INSTRUCTIONS TO FOLLOW: Change "histogram-bar" to "bar-rect" throughout the items from the first line through the line with "outlier-point [1764,388,1784,409]", and reproduce those lines with nothing else altered.

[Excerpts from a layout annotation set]

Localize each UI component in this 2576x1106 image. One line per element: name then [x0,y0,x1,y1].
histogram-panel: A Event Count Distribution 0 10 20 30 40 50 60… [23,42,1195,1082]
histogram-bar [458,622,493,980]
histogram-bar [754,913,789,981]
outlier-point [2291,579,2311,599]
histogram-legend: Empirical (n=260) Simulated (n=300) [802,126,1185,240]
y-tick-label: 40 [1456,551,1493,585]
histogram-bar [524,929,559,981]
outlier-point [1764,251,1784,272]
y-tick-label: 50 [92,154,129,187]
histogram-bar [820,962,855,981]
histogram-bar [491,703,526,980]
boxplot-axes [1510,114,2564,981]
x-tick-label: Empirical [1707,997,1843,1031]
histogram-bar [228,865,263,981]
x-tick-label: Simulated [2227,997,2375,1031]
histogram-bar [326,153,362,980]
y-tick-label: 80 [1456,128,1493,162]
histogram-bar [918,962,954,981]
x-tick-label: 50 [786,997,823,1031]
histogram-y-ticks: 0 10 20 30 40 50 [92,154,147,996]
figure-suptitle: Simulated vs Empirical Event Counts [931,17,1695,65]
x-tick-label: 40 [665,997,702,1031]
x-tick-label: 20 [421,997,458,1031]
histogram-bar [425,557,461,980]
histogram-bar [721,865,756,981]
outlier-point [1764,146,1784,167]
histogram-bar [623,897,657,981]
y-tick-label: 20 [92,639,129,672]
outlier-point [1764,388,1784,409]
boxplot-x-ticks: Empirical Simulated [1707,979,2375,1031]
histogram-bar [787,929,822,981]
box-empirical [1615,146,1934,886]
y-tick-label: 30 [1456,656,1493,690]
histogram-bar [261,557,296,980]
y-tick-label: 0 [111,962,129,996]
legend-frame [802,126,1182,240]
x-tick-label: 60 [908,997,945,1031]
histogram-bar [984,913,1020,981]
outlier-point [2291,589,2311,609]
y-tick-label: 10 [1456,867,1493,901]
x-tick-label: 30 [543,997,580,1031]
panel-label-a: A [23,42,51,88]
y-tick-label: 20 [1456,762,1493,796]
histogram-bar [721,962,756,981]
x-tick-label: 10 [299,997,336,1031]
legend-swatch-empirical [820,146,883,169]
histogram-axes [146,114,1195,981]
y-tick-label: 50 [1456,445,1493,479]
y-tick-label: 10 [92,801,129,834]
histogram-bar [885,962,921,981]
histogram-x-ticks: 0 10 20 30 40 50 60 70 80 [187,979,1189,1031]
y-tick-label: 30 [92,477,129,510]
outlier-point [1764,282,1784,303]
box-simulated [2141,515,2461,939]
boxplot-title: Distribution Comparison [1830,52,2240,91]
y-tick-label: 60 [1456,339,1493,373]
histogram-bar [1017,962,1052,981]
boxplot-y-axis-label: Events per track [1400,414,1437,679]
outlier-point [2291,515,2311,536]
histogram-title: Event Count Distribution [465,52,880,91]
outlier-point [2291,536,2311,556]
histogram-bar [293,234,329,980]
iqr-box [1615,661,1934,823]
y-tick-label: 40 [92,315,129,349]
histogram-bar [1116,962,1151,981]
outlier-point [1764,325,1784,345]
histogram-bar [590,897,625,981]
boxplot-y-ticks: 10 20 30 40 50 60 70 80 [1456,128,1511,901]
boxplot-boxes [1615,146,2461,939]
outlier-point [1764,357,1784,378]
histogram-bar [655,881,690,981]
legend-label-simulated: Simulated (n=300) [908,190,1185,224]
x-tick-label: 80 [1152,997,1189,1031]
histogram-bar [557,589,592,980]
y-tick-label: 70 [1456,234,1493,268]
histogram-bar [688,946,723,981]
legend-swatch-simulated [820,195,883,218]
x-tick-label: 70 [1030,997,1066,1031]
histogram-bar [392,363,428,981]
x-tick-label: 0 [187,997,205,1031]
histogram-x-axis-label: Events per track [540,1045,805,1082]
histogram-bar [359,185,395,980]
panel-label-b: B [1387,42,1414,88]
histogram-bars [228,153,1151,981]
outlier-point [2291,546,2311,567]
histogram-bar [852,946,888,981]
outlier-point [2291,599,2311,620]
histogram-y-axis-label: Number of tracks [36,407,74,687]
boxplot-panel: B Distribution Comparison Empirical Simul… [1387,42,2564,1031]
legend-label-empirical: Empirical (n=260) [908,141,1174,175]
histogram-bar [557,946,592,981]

THE SOLUTION:
Localize each UI component in this 2576x1106 image. One line per element: name then [x0,y0,x1,y1].
histogram-panel: A Event Count Distribution 0 10 20 30 40 50 60… [23,42,1195,1082]
bar-rect [458,622,493,980]
bar-rect [754,913,789,981]
outlier-point [2291,579,2311,599]
histogram-legend: Empirical (n=260) Simulated (n=300) [802,126,1185,240]
y-tick-label: 40 [1456,551,1493,585]
bar-rect [524,929,559,981]
outlier-point [1764,251,1784,272]
y-tick-label: 50 [92,154,129,187]
bar-rect [820,962,855,981]
bar-rect [491,703,526,980]
boxplot-axes [1510,114,2564,981]
x-tick-label: Empirical [1707,997,1843,1031]
bar-rect [228,865,263,981]
x-tick-label: Simulated [2227,997,2375,1031]
bar-rect [326,153,362,980]
y-tick-label: 80 [1456,128,1493,162]
bar-rect [918,962,954,981]
x-tick-label: 50 [786,997,823,1031]
histogram-y-ticks: 0 10 20 30 40 50 [92,154,147,996]
figure-suptitle: Simulated vs Empirical Event Counts [931,17,1695,65]
x-tick-label: 40 [665,997,702,1031]
x-tick-label: 20 [421,997,458,1031]
bar-rect [425,557,461,980]
bar-rect [721,865,756,981]
outlier-point [1764,146,1784,167]
bar-rect [623,897,657,981]
y-tick-label: 20 [92,639,129,672]
outlier-point [1764,388,1784,409]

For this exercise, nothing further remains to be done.